Source extract:
In 2014, in an interview with Angie Martinez, Cole listed Tupac, The Notorious B.I.G., Nas, and Jay-Z as his top four rappers of all time, with André 3000 and Eminem being a toss-up for fifth.

==Controversies==
===Puff Daddy===
In August 2013, Cole and Puff Daddy were reportedly involved in an altercation at a 2013 MTV Video Music Awards after party in New York City. Reports said the incident started when Puff tried to confront rapper Kendrick Lamar over the "King of New York" claim in his "Control" verse. Puff allegedly attempted to pour a drink on Lamar, and Cole intervened. The two started arguing and Cole and Puff allegedly got into an altercation, which then led to problems between their respective crews. After a brief scuffle, both crews separated. Ibrahim Hamad, a close friend of Cole's and president of Dreamville Records took to Twitter to address the rumors saying: "The Internet is a crazy place you niggaz reporting shit with no facts, Cole ain't get thrown out no party and he damn sure aint get beat up", he continued saying, "Ain't gon go into details about last night but get the facts right first before you rush to report some shit for some extra blog clicks". A few months after the incident, Cole and Puff were seen in a video promoting Revolt, joking about the incident.

In 2021, Cole seemed to recall the incident on the song "Let Go My Hand", from his 2021 album, The Off-Season, rapping: "My last scrap was with Puff Daddy, who would’ve thought it?/I bought that n*gga album in seventh grade and played it so much/You would’ve thought my favorite rapper was Puff/Back then I ain’t know shit, now I know too much."

[Saved entries]
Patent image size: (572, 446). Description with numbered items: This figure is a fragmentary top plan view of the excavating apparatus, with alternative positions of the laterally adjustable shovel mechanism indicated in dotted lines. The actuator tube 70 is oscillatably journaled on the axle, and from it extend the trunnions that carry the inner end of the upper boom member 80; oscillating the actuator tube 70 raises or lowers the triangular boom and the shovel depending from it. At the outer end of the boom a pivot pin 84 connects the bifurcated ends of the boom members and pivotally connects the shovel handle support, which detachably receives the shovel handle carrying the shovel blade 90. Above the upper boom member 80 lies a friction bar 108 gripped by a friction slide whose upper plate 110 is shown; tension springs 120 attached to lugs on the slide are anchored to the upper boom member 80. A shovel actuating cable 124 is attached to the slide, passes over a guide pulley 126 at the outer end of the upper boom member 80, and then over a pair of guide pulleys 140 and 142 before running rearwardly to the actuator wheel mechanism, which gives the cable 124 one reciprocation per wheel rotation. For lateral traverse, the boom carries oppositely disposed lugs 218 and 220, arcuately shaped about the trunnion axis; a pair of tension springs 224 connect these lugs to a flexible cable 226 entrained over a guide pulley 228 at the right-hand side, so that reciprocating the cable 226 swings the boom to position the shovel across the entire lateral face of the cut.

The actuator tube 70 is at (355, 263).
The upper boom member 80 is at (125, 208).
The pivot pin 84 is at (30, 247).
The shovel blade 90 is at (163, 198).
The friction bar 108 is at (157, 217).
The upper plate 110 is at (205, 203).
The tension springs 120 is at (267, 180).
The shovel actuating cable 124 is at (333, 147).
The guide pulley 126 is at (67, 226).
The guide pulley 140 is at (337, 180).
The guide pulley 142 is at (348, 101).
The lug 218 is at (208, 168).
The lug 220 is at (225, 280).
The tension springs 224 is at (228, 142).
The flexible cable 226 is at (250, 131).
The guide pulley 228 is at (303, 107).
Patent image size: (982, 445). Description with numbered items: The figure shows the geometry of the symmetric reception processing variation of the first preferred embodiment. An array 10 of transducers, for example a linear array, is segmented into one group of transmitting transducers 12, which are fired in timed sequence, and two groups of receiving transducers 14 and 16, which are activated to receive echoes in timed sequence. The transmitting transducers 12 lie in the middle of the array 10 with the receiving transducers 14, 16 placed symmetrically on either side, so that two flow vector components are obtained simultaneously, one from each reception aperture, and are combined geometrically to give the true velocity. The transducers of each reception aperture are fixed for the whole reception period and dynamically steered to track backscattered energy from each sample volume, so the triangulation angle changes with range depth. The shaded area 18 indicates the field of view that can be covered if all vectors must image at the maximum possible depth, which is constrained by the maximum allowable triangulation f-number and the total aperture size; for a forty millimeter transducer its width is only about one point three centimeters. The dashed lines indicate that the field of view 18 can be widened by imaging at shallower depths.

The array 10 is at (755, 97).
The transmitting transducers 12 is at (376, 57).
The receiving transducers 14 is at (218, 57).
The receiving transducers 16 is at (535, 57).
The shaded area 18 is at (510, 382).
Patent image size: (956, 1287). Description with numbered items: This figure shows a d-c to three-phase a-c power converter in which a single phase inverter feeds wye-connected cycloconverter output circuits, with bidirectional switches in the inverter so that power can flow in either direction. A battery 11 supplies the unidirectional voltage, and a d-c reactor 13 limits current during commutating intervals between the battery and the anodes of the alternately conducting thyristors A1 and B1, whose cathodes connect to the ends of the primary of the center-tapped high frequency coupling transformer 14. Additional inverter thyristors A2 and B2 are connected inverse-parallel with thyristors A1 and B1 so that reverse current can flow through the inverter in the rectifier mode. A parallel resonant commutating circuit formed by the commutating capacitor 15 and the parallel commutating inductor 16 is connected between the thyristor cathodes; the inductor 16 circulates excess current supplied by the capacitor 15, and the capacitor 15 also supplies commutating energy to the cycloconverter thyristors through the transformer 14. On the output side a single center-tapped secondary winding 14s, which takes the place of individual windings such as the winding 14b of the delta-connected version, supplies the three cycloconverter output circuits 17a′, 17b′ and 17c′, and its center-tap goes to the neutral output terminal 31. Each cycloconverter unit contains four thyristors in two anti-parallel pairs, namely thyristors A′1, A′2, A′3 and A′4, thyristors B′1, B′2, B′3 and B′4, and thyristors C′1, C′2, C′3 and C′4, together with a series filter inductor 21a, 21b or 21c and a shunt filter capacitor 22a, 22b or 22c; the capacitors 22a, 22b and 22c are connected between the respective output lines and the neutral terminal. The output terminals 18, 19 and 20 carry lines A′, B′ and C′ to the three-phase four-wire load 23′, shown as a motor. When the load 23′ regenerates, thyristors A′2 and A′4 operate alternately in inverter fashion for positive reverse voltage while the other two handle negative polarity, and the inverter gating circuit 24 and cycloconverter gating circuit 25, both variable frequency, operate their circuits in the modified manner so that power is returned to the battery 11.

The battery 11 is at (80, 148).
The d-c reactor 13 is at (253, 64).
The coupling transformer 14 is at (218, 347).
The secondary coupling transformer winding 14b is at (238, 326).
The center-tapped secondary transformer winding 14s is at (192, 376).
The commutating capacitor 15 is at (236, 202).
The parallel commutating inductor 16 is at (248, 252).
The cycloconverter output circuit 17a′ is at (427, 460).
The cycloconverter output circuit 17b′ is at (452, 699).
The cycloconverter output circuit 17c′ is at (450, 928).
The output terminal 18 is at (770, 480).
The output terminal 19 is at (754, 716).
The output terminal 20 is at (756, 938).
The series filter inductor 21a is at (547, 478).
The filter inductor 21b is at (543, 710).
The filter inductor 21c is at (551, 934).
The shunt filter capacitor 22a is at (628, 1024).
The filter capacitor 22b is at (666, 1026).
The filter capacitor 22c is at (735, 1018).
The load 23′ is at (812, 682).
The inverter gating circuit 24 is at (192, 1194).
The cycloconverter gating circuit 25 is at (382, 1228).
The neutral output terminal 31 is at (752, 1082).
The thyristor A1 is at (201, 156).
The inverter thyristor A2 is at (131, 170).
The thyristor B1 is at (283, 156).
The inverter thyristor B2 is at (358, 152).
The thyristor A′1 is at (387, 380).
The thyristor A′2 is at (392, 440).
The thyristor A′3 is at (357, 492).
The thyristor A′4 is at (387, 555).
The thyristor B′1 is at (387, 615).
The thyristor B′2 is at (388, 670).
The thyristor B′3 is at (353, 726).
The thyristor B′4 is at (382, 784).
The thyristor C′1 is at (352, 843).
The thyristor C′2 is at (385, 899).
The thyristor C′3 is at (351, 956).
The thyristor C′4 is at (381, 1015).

Parts of the exercise:
**A.** Answer these questions from the Cole passage:
(i) In the 2014 interview, which two rappers were a toss-up for Cole's fifth spot?
(ii) What position at Dreamville Records does Ibrahim Hamad hold?
(iii) Which 2021 album contains the song "Let Go My Hand"?
**B.** Pick up the Cole passage after its final sentence and continue it.
The lines have nothing to do with the Cole passage.

Responses by task:
**A.**
(i) André 3000 and Eminem
(ii) President
(iii) The Off-Season

**B.**
===Reactions to "False Prophets"===
Upon the release of Eyez documentary in 2016, the songs "Everybody Dies" and "False Prophets" caused controversy within the hip-hop community, as many assumed that "Everybody Dies" contained shots aimed at fellow rappers Lil Uzi Vert and Lil Yachty. During an interview with Los Angeles' radio station Power 106, Lil Yachty responded, saying: "I don't listen to J. Cole [but] I definitely listened to it [and] people said he was talking about me. He said 'Lil.' I'm not little. My name has 'Lil' in it but there's a lot of 'Lil' rappers. [It's] either me or Uzi. Honestly, I don't give a fuck." Lil Uzi Vert acknowledged the track, responding via Twitter on December 2, 2016, by simply tweeting, "Heard some beautiful shit today @JColeNC". People also argued that the first verse on "False Prophets" consisted of direct shots at rapper Kanye West, due to Cole's referencing to West's altering public perception by the media and fans; as well as Kanye's recent hospitalization. Many also presumed that the second verse was directed at rapper Wale, with Cole saying that despite Wale's fourth album receiving fairly positive critical and commercial success, Wale remains misunderstood and slighted by some of his peers. On December 3, Wale released a track, called "Groundhog Day" as a response to "False Prophets", and the pair were spotted together in Raleigh, North Carolina at a North Carolina State University basketball game later that day. West also seemingly responded to the song on an unheard demo version of rapper Pusha T's "What Would Meek Do?" from the latter's 2018 album Daytona, which was different from the released version. Cole spoke on "False Prophets" in an interview with The New York Times, he said:

Rappers rap about other rappers all the time—subliminal insult, direct attack—but rarely from a place of love. "That speaks to the state of us as a people," he said. "For so long my mind state was, I have to show how much better than the next man I am through these bars. Who's the best? Let me prove it. And it's just like, damn, I'm really feeding into a cycle of keeping black people down, I'm really feeding into that.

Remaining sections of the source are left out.